◆ What you have to do
Find and copy every line in the records that includes the string "intermediate".

┄┄┄┄┄┄┄┄┄┄

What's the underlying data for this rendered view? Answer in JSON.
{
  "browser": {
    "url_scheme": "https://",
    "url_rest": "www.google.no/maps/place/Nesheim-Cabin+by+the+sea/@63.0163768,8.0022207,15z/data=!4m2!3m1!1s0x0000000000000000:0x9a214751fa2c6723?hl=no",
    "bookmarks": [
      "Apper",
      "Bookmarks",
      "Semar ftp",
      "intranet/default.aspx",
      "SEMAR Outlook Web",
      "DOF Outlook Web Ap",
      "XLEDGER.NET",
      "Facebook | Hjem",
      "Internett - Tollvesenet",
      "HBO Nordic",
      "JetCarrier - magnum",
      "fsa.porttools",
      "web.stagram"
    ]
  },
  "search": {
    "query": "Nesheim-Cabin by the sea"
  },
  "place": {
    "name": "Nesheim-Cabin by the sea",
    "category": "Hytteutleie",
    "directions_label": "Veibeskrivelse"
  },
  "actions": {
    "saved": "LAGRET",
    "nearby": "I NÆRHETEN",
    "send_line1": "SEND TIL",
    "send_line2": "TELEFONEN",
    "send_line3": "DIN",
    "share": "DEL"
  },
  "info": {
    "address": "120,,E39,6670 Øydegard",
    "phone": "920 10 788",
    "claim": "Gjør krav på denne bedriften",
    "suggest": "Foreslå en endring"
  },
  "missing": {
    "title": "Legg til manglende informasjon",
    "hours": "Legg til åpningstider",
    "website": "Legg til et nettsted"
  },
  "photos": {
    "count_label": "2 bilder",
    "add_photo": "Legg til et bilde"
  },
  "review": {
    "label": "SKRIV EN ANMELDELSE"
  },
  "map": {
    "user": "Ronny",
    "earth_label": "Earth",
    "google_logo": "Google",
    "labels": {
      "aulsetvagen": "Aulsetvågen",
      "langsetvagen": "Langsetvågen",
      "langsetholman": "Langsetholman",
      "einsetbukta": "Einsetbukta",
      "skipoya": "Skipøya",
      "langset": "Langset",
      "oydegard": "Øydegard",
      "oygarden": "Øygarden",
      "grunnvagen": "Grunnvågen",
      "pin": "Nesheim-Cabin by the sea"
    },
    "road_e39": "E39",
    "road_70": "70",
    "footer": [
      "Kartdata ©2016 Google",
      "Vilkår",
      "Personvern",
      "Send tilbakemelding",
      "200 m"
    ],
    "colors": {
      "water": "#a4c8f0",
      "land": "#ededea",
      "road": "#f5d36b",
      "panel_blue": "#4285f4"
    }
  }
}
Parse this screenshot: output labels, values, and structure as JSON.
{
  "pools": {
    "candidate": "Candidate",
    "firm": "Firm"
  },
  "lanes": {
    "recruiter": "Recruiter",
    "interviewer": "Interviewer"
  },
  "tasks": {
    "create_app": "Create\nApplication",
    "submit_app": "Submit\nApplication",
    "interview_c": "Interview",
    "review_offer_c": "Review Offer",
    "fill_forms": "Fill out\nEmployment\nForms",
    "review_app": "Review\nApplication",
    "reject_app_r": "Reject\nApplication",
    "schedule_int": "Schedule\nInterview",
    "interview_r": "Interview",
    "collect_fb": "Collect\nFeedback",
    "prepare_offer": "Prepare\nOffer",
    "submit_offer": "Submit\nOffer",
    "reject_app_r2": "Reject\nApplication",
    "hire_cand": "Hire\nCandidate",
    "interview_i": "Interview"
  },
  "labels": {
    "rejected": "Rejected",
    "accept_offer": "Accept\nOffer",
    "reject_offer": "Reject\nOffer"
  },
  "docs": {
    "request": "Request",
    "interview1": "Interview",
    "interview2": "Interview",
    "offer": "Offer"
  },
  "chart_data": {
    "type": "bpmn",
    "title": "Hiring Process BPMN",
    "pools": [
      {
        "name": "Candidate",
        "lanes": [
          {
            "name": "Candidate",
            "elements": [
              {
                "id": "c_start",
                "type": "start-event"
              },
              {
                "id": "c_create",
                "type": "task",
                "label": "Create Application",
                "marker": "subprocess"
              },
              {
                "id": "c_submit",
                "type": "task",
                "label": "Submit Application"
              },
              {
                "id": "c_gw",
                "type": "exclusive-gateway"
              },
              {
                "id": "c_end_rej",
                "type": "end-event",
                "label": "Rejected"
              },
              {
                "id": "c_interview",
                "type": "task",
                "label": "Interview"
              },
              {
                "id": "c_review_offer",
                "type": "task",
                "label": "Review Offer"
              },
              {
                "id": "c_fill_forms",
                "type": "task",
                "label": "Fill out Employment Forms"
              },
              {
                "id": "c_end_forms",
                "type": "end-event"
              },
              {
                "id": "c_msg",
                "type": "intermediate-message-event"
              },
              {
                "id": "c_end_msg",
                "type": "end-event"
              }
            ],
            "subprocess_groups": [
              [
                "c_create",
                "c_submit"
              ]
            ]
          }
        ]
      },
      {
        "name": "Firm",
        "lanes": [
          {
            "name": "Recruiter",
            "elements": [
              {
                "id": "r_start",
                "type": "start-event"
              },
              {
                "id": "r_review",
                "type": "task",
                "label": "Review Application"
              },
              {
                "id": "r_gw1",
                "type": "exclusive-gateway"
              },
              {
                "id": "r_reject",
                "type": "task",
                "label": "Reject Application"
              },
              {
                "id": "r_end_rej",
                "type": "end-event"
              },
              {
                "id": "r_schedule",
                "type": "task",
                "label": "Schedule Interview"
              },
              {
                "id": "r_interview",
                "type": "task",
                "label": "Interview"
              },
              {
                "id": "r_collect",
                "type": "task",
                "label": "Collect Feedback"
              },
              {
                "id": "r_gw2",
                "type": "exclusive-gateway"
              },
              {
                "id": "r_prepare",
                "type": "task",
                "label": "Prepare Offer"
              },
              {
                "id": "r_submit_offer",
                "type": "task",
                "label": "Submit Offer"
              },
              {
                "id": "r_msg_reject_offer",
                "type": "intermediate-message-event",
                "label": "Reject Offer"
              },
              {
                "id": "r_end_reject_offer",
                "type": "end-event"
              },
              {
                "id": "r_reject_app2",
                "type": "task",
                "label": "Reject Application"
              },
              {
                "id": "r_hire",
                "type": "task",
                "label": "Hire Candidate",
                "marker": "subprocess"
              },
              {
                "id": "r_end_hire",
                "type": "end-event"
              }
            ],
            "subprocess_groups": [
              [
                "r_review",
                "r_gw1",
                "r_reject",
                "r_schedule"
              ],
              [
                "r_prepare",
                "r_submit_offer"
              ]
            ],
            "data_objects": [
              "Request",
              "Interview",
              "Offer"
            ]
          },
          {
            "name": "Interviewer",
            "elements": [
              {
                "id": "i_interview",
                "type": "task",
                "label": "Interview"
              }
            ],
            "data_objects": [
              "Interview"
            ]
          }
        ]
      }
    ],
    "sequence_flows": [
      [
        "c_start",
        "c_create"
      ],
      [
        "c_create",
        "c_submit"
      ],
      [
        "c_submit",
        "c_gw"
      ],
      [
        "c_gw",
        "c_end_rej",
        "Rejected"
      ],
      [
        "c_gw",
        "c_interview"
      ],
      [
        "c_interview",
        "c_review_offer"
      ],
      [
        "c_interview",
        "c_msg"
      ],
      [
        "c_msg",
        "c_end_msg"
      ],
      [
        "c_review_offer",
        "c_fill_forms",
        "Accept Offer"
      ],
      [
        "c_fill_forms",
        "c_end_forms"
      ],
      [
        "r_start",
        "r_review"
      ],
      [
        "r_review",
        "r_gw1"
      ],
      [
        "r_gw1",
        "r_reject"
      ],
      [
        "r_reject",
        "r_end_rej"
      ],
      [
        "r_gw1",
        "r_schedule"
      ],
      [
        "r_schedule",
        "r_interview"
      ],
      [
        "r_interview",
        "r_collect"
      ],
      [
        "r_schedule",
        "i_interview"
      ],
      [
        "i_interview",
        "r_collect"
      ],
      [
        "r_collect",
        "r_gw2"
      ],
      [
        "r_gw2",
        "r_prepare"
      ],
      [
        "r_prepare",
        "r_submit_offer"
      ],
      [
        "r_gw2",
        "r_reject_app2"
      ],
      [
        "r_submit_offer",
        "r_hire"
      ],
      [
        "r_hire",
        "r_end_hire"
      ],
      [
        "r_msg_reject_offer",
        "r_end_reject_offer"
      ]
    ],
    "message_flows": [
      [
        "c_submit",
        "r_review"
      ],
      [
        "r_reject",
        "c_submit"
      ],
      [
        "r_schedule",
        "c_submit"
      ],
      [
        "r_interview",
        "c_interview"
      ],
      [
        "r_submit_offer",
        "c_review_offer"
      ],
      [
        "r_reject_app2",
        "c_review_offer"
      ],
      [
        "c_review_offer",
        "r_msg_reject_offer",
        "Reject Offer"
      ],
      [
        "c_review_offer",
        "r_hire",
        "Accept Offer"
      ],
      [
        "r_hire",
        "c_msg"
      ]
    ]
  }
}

┄┄┄┄┄┄┄┄┄┄

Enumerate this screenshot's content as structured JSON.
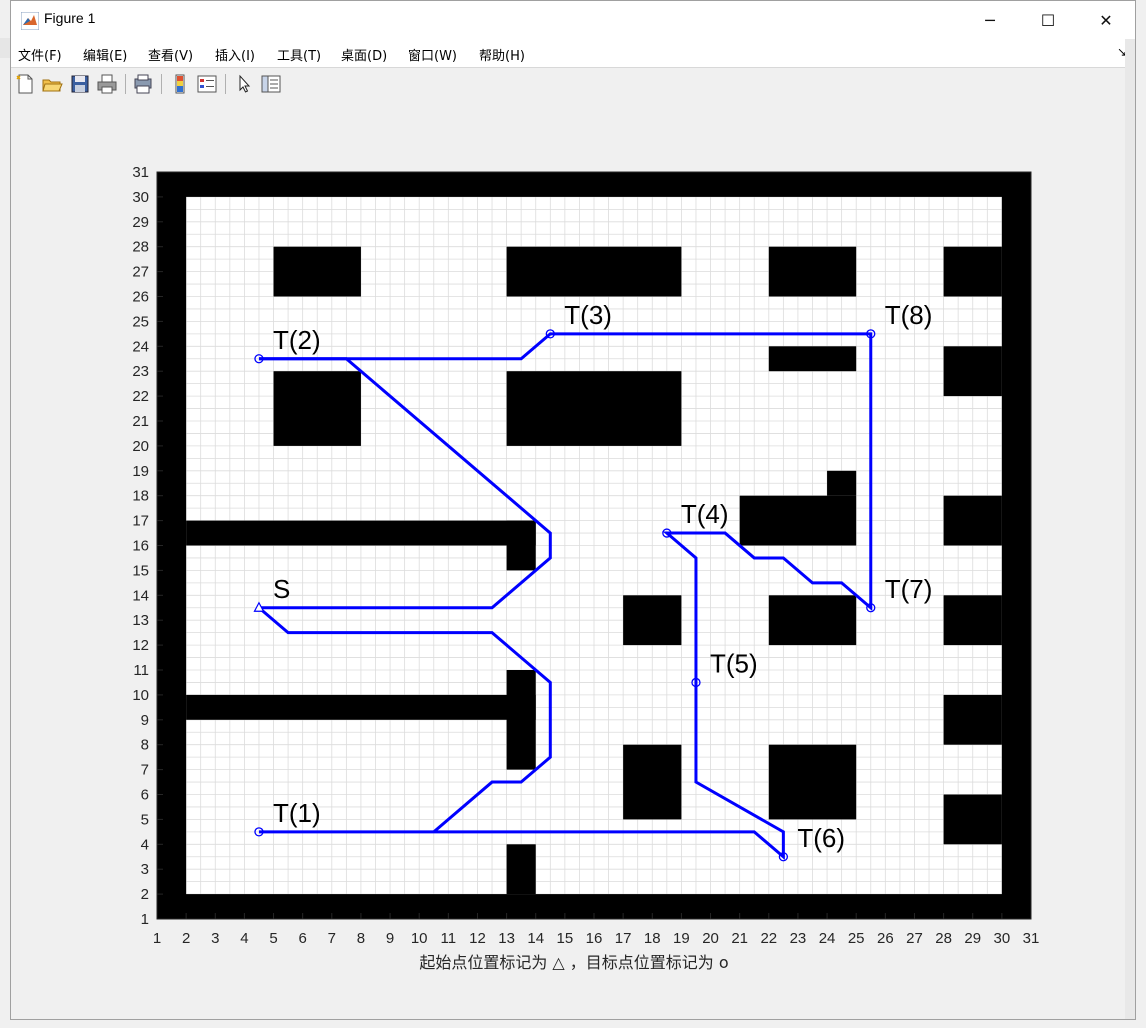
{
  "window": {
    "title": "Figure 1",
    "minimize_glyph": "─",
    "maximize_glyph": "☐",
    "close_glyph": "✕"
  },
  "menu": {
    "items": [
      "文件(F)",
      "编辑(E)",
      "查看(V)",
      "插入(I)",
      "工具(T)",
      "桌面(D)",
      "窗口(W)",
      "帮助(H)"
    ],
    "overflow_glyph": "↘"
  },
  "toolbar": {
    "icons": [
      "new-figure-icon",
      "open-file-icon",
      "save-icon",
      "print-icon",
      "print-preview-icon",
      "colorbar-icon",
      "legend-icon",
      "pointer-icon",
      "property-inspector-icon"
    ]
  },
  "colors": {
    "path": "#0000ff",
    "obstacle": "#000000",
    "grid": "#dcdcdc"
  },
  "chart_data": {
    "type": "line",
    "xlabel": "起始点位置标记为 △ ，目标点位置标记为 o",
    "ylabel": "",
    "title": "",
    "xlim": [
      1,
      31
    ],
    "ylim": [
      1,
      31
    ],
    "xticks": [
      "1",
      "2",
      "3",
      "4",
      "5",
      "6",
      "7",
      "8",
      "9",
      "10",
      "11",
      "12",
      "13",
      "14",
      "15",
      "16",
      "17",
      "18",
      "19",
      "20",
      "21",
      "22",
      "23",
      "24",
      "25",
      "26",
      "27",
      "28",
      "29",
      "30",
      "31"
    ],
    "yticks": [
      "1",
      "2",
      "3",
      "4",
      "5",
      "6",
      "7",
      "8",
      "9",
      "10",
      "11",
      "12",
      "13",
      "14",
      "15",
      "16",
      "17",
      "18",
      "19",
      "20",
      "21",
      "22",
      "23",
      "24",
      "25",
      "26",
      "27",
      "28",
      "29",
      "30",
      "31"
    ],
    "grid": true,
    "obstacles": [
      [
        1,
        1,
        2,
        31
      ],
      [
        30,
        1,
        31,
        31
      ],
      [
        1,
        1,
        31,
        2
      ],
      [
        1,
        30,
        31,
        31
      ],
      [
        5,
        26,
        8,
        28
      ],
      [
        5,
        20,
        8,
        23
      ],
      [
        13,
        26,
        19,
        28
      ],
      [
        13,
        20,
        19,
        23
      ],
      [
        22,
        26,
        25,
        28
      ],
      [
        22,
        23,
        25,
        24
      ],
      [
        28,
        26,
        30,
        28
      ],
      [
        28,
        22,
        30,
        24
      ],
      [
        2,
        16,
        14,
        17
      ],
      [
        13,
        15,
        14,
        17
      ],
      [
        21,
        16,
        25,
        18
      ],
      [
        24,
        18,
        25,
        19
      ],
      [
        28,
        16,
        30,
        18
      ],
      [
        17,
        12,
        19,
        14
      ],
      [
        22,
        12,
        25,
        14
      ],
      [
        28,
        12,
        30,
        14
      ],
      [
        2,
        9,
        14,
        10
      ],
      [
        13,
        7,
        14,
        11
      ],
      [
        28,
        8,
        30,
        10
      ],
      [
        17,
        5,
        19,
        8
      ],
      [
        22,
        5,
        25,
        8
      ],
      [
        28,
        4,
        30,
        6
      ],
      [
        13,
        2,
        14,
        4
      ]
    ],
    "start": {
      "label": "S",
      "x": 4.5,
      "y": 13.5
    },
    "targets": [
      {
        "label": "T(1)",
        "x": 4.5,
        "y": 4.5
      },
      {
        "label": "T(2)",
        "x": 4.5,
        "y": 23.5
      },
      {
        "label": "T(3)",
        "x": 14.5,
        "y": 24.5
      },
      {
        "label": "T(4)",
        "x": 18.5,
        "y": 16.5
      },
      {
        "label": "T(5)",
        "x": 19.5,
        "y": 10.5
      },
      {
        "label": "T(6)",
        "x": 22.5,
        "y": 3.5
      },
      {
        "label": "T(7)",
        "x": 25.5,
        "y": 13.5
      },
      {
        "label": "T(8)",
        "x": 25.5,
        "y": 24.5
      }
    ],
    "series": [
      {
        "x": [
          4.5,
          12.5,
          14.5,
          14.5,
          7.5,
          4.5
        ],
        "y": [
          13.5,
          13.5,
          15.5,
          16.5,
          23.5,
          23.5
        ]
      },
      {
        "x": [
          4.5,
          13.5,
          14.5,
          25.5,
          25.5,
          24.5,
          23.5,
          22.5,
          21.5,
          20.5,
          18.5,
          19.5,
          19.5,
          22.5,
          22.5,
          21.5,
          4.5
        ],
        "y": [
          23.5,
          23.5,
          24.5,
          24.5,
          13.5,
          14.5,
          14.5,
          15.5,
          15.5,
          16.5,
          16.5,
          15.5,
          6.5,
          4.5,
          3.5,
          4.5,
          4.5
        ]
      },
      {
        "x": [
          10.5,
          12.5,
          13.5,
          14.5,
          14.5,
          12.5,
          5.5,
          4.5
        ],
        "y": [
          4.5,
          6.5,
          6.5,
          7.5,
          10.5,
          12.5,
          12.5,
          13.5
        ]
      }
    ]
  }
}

┄┄┄┄┄┄┄┄┄┄

◆ Reply
                "type": "intermediate-message-event"
                "type": "intermediate-message-event",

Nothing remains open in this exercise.